== Task brief ==
Show every line in the records below that contains the word "implantação".

** BEGIN Information shown **

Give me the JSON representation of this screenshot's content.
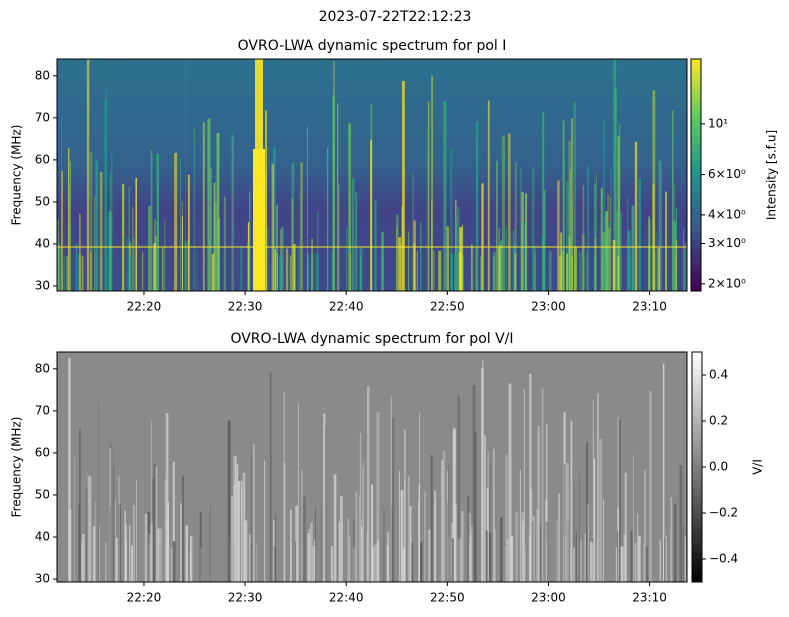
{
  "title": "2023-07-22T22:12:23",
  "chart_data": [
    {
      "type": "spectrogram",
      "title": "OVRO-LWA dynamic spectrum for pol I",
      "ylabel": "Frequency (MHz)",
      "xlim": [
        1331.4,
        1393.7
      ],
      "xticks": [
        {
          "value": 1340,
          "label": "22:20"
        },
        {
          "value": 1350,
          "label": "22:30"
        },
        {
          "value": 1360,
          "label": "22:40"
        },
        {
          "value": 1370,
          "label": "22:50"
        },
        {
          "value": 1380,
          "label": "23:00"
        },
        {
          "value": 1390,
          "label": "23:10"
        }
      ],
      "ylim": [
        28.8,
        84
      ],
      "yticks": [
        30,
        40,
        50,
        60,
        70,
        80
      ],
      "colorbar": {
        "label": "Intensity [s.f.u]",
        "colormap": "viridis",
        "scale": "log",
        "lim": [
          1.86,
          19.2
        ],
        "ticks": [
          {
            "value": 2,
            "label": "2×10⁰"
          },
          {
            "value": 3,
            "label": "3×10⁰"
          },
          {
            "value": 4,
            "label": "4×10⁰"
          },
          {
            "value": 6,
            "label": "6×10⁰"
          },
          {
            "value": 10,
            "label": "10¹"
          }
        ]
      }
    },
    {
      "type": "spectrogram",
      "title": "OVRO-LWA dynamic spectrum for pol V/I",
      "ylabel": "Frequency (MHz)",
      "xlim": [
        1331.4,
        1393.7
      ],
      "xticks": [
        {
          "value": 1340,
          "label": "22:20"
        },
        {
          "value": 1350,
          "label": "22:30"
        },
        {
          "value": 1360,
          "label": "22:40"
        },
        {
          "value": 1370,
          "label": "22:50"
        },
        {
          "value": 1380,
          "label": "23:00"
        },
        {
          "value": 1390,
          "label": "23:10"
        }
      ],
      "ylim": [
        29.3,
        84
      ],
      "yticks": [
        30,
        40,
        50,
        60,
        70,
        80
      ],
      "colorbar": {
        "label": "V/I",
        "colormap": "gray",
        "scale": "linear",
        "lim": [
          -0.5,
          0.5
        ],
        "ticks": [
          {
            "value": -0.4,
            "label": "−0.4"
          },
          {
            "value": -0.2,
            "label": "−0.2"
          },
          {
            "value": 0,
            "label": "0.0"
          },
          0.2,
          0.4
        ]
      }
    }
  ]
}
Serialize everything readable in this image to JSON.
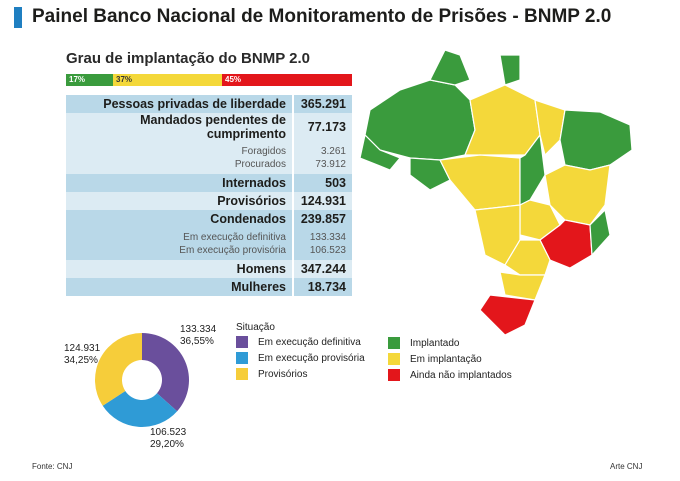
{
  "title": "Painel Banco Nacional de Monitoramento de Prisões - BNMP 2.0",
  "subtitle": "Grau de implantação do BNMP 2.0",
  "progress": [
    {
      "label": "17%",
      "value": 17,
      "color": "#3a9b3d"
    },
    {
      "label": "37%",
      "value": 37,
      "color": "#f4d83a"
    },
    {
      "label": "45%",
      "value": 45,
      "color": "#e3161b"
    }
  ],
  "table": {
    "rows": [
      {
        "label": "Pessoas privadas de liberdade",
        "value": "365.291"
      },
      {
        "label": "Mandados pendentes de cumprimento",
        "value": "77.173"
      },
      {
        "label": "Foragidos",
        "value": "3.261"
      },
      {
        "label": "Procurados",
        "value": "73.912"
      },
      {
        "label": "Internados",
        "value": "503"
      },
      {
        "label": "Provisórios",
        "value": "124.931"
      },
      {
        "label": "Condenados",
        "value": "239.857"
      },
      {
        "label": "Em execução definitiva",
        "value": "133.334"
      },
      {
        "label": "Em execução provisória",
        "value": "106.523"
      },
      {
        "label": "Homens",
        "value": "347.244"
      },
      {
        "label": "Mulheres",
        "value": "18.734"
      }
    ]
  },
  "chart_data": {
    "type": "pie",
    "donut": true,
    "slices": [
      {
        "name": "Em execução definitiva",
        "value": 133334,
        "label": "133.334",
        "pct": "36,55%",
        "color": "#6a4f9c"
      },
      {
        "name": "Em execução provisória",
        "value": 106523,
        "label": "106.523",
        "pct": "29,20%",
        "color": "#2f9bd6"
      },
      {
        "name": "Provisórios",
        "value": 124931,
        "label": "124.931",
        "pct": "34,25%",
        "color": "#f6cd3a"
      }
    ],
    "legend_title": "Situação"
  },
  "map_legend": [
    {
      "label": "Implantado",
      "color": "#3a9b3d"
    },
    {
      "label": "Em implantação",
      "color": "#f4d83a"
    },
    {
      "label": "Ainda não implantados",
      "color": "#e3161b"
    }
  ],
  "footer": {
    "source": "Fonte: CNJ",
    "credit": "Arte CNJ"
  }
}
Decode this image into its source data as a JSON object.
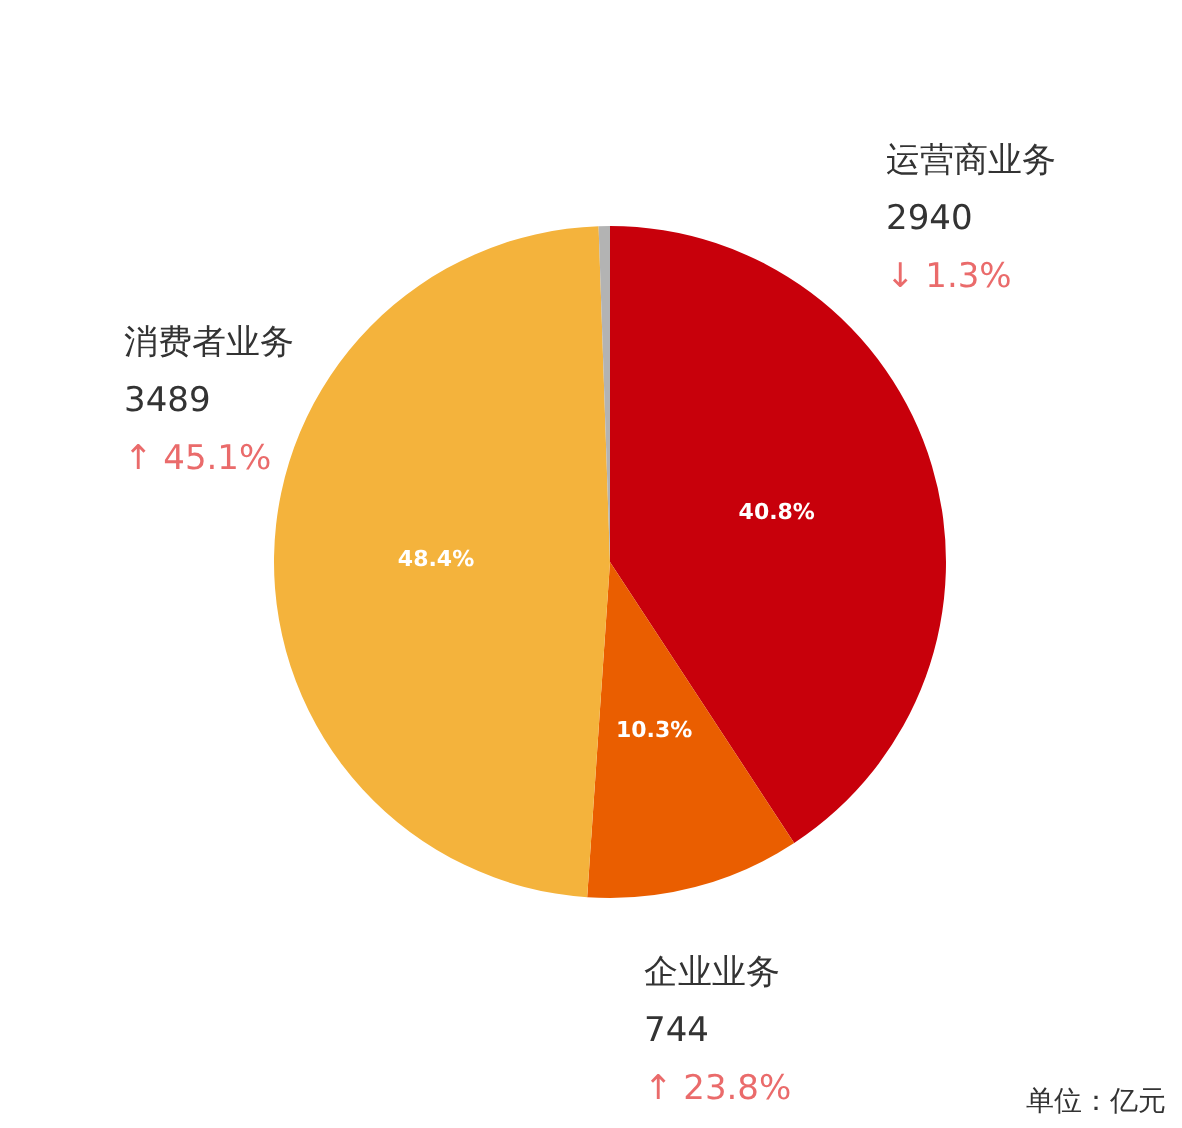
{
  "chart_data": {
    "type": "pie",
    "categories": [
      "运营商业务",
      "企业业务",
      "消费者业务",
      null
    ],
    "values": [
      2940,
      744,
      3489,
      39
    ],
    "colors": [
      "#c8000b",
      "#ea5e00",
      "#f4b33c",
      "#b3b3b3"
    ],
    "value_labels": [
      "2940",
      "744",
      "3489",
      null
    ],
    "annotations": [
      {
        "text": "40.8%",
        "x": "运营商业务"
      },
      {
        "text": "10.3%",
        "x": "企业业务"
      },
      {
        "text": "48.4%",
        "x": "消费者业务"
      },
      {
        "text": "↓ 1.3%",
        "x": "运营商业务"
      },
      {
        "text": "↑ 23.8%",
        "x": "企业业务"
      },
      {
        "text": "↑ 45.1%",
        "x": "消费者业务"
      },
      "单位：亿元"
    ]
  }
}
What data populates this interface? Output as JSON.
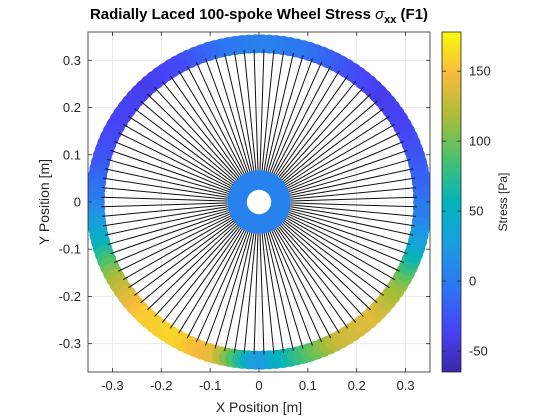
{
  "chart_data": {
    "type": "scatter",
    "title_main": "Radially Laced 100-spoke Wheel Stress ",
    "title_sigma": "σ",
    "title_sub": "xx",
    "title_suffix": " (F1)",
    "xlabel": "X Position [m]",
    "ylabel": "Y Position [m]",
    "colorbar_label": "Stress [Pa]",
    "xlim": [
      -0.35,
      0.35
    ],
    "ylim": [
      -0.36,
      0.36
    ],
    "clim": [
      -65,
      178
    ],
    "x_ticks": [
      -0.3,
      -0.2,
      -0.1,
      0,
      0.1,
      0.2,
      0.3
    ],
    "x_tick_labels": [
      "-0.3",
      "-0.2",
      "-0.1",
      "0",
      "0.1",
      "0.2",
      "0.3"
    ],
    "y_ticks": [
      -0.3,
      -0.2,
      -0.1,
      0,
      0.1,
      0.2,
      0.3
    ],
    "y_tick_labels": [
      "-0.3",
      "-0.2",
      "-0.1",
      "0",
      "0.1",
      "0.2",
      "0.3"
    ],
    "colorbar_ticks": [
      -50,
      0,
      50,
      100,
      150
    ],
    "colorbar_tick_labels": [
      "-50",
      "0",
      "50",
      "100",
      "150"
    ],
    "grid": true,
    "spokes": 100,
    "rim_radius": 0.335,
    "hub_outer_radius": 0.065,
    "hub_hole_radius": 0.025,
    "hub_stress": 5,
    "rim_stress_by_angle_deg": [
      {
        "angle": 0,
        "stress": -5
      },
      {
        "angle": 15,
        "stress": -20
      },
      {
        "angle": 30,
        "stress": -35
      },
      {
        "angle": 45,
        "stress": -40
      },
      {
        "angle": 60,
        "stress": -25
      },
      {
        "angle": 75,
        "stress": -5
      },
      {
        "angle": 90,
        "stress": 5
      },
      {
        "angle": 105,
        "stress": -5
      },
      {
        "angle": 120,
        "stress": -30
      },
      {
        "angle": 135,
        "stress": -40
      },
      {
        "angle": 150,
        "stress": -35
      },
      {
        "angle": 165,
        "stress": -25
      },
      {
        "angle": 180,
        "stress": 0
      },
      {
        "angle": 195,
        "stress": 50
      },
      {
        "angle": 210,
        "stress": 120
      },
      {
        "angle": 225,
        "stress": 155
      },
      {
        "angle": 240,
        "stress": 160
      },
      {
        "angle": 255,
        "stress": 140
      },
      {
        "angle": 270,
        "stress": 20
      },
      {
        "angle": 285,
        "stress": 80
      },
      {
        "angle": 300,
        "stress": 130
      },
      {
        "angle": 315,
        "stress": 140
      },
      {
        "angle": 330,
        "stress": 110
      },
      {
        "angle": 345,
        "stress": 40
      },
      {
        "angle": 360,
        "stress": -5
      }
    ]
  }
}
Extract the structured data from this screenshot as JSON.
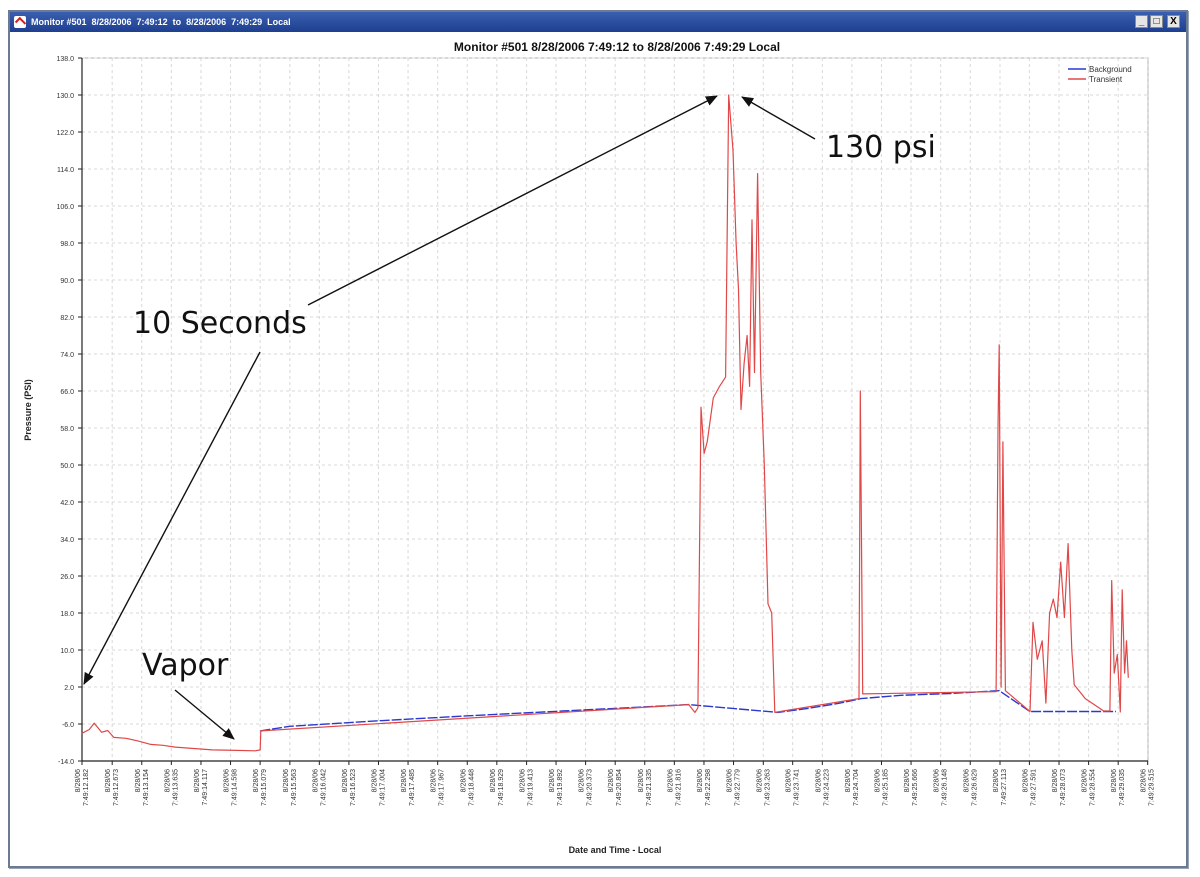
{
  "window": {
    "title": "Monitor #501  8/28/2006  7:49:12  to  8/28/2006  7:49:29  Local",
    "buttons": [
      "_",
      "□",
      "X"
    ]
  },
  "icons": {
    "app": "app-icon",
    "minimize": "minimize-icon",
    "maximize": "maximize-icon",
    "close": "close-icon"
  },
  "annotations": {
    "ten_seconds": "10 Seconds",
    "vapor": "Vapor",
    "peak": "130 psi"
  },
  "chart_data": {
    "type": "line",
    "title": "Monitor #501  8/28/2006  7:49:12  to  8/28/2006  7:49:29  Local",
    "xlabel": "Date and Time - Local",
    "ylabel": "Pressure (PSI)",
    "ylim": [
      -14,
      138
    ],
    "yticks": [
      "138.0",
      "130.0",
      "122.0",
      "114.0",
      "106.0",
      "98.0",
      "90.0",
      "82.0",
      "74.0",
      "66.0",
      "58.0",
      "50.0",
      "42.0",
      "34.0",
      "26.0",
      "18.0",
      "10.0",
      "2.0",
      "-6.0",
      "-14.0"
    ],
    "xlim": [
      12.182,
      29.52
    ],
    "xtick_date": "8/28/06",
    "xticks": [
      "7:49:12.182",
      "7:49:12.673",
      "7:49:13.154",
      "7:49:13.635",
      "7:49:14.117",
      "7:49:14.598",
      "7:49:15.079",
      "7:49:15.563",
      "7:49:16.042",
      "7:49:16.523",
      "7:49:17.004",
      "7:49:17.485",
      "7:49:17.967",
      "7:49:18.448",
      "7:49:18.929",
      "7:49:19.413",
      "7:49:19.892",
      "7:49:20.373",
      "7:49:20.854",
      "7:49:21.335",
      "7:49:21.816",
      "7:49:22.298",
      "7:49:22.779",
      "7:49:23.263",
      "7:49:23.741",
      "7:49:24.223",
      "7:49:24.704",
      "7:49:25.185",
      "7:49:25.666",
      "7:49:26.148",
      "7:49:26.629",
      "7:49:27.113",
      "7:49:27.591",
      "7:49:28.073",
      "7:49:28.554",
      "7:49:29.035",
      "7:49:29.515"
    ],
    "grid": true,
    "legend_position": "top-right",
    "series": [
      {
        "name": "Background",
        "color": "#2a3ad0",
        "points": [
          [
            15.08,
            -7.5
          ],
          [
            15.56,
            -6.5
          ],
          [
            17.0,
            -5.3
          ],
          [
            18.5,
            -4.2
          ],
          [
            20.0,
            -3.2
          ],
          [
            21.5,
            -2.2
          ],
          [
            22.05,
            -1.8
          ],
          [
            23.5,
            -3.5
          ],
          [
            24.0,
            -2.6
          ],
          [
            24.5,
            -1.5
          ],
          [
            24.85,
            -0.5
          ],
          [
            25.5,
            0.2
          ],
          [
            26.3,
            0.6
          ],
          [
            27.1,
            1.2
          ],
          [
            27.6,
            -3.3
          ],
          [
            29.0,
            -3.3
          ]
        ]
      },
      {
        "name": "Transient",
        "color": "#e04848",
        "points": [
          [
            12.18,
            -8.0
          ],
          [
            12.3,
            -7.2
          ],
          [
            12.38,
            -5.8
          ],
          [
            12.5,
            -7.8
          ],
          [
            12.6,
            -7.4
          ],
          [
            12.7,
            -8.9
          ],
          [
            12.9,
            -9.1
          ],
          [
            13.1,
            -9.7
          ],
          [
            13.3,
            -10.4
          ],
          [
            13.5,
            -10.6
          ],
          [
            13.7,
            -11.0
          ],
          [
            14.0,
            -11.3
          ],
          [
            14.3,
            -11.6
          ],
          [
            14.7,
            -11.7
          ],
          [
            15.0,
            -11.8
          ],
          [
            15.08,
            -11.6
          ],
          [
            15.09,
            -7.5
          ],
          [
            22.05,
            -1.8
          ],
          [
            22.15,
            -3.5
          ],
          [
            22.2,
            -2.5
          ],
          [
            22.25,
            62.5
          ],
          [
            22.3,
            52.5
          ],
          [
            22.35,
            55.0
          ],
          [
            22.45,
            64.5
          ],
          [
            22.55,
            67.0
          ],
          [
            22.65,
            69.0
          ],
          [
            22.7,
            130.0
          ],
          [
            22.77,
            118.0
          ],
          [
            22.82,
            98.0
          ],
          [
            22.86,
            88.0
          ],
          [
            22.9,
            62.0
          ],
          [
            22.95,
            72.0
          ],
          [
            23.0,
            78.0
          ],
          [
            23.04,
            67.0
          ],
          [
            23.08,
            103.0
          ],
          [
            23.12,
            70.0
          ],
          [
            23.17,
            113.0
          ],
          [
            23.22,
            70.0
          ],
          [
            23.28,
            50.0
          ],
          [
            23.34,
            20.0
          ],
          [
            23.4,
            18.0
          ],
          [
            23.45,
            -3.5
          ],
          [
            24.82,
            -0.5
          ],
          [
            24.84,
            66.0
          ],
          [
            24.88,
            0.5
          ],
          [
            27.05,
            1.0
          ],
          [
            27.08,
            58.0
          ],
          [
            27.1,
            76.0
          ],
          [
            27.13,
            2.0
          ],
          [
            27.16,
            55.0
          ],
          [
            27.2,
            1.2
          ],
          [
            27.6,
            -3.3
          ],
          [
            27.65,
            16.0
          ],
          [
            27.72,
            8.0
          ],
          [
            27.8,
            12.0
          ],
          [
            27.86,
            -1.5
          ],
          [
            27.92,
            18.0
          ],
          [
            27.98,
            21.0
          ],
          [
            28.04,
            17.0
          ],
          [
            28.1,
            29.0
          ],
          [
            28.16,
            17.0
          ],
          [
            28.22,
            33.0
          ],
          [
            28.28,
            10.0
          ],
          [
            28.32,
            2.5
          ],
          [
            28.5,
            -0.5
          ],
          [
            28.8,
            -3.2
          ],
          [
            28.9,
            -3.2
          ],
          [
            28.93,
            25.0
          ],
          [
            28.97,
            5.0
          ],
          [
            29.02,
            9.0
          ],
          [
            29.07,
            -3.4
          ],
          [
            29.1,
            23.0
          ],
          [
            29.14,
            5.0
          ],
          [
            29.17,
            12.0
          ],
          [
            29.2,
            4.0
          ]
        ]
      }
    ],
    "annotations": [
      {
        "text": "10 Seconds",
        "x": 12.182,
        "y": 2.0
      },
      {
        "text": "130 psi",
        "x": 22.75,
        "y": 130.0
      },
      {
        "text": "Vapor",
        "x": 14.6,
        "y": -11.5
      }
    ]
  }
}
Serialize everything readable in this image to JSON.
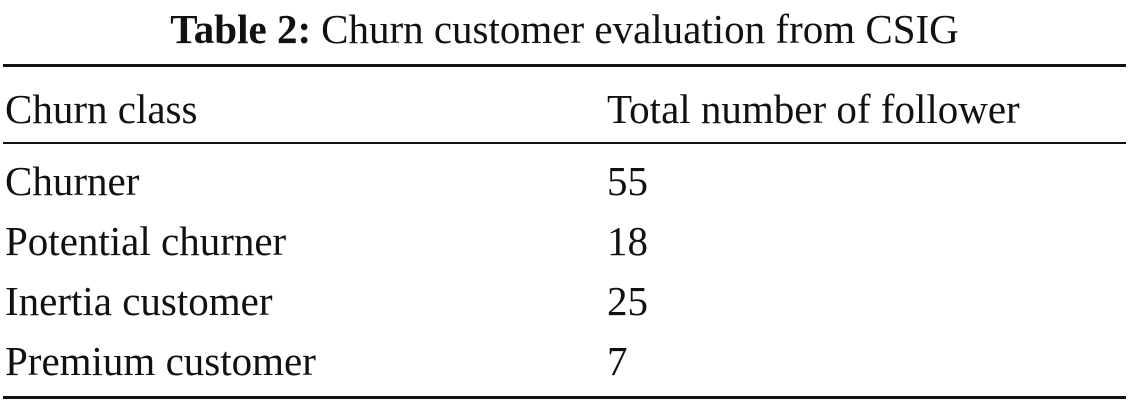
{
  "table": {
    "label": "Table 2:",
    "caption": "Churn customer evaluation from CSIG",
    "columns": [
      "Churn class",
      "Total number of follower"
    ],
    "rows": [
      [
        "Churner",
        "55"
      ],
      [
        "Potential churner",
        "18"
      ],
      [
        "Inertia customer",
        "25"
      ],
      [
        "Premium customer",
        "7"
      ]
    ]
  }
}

** END Information shown **

== Output of the exercise ==
  "subtitle": "Grau de implantação do BNMP 2.0",
      "label": "Em implantação",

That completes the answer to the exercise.